• WORK TO COMPLETE
Identify each line holding the string "displays" and copy it.

>> Start DATA RECORDS

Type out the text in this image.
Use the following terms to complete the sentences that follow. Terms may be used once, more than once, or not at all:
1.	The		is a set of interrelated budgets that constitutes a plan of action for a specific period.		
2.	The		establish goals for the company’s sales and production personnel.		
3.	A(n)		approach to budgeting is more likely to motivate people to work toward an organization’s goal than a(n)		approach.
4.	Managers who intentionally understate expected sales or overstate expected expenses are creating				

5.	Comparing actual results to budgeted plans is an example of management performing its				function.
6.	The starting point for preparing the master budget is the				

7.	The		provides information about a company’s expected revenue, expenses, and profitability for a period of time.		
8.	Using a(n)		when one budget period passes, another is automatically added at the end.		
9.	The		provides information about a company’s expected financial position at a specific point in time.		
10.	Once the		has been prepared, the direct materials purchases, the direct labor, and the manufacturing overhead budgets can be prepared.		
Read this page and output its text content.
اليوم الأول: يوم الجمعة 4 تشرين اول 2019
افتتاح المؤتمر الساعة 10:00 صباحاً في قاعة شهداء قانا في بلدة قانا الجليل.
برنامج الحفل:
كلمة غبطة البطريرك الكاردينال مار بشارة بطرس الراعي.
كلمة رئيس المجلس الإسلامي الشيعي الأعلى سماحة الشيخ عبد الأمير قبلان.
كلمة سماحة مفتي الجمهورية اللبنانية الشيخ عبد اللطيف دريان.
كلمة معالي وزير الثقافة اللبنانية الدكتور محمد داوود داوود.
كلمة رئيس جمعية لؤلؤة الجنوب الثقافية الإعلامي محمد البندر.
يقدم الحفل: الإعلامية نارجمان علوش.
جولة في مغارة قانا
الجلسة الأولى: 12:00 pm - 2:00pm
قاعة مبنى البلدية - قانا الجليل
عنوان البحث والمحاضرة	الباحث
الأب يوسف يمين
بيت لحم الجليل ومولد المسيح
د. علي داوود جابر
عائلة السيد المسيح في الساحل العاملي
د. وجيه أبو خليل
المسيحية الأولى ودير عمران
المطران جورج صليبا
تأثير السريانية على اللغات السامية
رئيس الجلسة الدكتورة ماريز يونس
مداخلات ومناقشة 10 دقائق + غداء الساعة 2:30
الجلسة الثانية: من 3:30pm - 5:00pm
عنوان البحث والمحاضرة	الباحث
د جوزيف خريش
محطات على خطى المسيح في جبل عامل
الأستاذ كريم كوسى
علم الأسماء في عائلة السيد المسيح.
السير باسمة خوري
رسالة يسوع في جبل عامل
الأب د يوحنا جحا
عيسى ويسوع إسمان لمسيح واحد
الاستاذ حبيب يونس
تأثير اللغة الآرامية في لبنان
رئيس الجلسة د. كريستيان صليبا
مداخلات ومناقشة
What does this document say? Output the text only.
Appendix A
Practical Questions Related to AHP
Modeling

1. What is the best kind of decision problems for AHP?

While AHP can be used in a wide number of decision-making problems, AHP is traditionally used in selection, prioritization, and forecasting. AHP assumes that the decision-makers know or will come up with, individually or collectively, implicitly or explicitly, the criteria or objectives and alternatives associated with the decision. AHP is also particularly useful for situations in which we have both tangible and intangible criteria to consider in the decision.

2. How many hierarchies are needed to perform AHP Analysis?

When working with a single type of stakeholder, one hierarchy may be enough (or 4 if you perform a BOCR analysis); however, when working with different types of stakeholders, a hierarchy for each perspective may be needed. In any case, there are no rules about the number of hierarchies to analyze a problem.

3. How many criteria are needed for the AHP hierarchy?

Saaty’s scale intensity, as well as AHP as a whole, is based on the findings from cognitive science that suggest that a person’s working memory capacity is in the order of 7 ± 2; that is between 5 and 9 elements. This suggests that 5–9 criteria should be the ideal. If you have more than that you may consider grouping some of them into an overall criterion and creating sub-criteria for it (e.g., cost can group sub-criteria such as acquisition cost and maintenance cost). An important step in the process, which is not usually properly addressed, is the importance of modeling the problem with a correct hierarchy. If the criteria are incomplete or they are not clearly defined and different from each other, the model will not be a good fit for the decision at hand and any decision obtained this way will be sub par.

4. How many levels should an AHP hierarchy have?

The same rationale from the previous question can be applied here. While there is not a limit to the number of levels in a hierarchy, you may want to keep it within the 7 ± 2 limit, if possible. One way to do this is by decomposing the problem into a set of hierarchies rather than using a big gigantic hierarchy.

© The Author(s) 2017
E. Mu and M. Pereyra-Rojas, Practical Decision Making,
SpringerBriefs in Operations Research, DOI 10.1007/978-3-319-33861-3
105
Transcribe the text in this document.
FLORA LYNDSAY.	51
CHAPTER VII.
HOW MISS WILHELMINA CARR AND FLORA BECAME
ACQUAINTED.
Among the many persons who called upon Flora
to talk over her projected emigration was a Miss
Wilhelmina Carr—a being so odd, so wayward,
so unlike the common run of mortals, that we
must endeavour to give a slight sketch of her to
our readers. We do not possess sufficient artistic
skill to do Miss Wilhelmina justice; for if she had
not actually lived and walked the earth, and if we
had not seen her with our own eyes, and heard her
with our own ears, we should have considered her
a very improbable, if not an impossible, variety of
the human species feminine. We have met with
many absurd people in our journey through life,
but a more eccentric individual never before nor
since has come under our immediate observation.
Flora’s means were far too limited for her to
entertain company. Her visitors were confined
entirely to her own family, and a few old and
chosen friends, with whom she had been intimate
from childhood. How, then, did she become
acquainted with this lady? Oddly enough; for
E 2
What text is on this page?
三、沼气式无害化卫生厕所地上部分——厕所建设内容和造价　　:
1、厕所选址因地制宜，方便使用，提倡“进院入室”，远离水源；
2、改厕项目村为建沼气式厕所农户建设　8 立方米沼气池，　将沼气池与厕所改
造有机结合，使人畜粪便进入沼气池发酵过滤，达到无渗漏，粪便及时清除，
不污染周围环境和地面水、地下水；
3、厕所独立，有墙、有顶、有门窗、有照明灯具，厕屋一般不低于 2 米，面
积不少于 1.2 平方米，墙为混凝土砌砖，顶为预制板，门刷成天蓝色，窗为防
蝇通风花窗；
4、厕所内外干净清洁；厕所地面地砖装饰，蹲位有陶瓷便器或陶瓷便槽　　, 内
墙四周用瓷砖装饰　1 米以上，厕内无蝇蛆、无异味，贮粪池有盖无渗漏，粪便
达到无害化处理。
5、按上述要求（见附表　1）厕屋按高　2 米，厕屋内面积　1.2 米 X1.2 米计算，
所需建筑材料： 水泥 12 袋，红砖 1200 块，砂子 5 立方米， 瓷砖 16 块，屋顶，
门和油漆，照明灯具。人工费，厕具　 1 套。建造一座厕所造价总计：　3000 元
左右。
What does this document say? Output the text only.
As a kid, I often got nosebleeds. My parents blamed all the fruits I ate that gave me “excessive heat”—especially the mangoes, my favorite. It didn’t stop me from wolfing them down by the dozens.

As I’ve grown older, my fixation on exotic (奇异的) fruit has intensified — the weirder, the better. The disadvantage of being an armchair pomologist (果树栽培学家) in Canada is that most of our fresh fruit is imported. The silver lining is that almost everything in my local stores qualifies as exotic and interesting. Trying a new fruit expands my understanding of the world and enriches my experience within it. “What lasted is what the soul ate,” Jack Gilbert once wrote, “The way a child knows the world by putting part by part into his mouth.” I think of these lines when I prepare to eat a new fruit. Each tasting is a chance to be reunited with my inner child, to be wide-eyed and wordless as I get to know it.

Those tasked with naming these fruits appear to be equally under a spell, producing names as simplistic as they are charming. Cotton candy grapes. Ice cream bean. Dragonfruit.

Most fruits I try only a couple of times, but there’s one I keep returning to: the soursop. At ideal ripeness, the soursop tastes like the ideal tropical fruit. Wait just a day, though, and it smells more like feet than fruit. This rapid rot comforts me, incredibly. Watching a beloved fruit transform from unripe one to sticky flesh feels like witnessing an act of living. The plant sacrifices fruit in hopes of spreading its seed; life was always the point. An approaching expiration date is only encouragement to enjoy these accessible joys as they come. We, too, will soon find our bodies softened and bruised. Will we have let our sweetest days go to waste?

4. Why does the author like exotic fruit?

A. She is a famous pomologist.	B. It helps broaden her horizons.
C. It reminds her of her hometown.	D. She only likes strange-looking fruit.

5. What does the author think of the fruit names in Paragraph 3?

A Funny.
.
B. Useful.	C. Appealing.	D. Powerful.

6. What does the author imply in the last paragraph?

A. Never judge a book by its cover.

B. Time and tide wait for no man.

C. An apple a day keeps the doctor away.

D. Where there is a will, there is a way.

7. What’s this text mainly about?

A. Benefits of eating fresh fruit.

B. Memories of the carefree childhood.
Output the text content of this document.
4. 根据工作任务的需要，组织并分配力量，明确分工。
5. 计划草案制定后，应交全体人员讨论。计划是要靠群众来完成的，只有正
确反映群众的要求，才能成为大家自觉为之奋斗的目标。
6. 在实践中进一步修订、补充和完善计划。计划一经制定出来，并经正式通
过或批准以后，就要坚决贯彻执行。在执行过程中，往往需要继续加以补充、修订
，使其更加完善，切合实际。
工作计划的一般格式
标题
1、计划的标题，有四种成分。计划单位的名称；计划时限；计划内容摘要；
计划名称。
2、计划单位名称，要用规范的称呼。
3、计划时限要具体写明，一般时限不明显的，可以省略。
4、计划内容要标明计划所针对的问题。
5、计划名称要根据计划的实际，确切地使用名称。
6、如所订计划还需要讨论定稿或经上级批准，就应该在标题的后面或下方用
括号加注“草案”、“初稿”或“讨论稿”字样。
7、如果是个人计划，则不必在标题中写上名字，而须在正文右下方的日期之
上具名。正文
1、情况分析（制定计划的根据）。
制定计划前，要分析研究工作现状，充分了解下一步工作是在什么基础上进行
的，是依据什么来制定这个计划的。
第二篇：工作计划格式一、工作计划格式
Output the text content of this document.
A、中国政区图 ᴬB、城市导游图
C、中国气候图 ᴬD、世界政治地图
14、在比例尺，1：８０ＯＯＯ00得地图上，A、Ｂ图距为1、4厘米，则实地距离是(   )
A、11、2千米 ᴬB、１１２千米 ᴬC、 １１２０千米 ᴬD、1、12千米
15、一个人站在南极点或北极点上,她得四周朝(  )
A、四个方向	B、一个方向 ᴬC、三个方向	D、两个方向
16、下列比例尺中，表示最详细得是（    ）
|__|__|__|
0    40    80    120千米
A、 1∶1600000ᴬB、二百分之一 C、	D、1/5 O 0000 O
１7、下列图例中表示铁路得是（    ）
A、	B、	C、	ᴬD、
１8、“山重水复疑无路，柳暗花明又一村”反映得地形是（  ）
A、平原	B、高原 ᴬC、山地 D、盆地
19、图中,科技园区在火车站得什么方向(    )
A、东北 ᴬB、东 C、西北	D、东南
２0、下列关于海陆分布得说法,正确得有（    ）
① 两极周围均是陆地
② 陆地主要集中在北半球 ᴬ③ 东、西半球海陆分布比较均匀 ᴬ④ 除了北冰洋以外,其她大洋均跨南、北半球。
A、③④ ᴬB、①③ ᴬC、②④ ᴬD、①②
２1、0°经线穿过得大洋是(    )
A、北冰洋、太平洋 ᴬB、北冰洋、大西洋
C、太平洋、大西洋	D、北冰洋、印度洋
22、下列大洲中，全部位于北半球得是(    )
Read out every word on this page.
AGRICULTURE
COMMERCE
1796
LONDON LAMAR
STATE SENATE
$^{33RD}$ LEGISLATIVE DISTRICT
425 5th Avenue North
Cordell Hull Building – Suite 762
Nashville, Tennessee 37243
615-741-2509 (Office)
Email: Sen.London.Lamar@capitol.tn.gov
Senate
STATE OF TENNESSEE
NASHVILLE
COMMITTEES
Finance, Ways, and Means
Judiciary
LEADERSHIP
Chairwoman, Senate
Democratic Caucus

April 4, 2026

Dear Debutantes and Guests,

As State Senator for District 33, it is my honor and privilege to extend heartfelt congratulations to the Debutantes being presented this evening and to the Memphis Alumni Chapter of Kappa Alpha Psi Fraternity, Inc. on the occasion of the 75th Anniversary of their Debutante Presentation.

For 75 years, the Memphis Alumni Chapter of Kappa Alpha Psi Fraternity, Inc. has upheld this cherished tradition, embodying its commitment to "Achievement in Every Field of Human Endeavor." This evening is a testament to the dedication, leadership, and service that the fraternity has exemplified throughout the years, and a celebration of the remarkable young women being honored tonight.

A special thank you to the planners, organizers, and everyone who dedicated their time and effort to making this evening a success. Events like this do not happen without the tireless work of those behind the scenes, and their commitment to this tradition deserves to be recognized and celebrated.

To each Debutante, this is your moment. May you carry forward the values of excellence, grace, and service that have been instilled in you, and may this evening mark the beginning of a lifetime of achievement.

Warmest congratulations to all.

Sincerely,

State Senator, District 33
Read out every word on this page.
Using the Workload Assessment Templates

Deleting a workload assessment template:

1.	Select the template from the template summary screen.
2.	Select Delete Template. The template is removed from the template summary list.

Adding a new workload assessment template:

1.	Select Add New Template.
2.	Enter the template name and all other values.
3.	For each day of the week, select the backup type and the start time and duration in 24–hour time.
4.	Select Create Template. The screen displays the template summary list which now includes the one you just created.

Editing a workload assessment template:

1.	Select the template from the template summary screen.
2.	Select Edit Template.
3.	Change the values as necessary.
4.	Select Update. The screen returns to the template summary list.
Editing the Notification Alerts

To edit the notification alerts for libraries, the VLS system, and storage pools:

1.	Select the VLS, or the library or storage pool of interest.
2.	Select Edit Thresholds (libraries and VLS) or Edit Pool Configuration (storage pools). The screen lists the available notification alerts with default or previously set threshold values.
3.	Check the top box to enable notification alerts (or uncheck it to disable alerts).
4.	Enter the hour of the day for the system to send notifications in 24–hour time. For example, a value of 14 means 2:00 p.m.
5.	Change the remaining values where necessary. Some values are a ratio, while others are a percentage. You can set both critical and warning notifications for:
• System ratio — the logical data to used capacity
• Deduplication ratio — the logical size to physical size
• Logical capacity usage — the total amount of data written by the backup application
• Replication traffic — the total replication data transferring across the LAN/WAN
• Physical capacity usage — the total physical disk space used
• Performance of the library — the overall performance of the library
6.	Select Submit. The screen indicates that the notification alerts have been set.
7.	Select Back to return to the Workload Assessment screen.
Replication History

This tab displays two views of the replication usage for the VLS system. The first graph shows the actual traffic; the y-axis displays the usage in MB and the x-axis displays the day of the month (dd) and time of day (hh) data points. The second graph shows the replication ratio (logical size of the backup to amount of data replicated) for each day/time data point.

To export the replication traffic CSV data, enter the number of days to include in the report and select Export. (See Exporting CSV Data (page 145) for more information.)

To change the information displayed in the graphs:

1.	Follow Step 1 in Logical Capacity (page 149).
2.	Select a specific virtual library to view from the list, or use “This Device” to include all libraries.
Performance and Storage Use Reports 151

>> End DATA RECORDS

• TASK ANSWER
4.	Select Create Template. The screen displays the template summary list which now includes the one you just created.
This tab displays two views of the replication usage for the VLS system. The first graph shows the actual traffic; the y-axis displays the usage in MB and the x-axis displays the day of the month (dd) and time of day (hh) data points. The second graph shows the replication ratio (logical size of the backup to amount of data replicated) for each day/time data point.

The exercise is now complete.